Data items:
★ ★ ★ ★ ★
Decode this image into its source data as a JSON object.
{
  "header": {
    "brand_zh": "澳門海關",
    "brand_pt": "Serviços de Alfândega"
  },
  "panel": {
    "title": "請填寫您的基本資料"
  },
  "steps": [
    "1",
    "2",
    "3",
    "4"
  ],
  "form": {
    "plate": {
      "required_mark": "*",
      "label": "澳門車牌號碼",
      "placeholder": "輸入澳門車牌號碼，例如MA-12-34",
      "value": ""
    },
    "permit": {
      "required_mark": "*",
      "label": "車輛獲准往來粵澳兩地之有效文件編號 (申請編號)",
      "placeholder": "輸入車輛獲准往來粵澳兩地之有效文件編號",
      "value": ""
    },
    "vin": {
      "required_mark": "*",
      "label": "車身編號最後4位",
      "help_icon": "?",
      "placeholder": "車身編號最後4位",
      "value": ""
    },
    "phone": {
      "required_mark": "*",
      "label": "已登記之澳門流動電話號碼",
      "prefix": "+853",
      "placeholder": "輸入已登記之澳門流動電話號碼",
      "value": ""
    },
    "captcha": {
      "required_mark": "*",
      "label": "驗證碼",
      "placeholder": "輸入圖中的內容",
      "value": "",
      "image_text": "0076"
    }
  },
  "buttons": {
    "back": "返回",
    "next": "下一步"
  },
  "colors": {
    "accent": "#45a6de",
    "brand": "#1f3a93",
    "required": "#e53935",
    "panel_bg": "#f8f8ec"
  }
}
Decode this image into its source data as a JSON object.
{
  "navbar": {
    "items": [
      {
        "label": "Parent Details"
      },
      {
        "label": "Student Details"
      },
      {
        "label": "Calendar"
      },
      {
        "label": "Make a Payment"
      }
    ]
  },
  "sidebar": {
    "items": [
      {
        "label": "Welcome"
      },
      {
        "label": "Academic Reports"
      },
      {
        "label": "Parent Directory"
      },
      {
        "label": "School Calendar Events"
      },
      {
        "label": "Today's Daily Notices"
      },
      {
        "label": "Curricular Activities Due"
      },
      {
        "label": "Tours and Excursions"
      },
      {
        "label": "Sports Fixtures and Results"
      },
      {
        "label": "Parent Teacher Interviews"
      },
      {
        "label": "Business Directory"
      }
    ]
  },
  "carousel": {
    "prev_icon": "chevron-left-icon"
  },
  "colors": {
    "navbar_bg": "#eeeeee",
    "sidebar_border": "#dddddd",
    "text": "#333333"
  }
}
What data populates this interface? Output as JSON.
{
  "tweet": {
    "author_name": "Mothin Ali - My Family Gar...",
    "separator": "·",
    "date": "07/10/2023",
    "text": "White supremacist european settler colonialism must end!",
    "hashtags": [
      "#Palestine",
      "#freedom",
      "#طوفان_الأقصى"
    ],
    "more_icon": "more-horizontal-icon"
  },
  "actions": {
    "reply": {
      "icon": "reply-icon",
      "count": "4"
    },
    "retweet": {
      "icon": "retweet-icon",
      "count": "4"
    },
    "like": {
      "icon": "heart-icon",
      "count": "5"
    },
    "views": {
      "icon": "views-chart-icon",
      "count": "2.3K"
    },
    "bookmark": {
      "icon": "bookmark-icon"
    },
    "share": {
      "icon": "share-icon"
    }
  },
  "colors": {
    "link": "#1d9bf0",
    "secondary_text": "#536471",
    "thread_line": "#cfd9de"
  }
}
★ ★ ★ ★ ★
Your goal =>
Gather all lines from the records above in which "Calendar" appears.

Answer in full =>
        "label": "Calendar"
        "label": "School Calendar Events"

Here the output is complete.